**What the exercise asks:** Transcribe every entry word for word, leaving out all images.

◆ ◆ ◆

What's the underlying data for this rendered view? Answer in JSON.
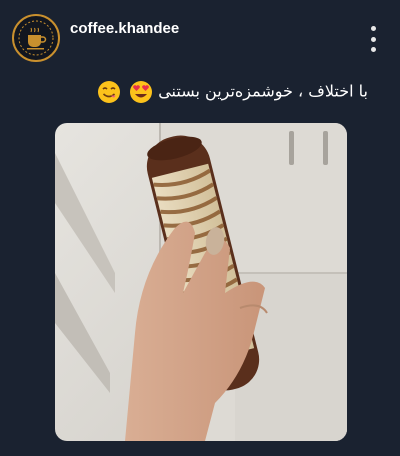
{
  "post": {
    "account_name": "coffee.khandee",
    "caption_text": "با اختلاف ، خوشمزه‌ترین بستنی",
    "caption_emojis": [
      "heart-eyes-emoji",
      "savoring-food-emoji"
    ],
    "more_icon": "vertical-ellipsis-icon",
    "avatar_icon": "coffee-cup-logo"
  },
  "colors": {
    "background": "#1a2230",
    "brand_gold": "#c9902e",
    "text": "#ffffff"
  }
}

◆ ◆ ◆

**Correct result:**
What's the underlying data for this rendered view? Answer in JSON.
{
  "post": {
    "account_name": "coffee.khandee",
    "caption_text": "با اختلاف ، خوشمزه‌ترین بستنی",
    "caption_emojis": [
      "heart-eyes-emoji",
      "savoring-food-emoji"
    ],
    "more_icon": "vertical-ellipsis-icon",
    "avatar_icon": "coffee-cup-logo"
  },
  "colors": {
    "background": "#1a2230",
    "brand_gold": "#c9902e",
    "text": "#ffffff"
  }
}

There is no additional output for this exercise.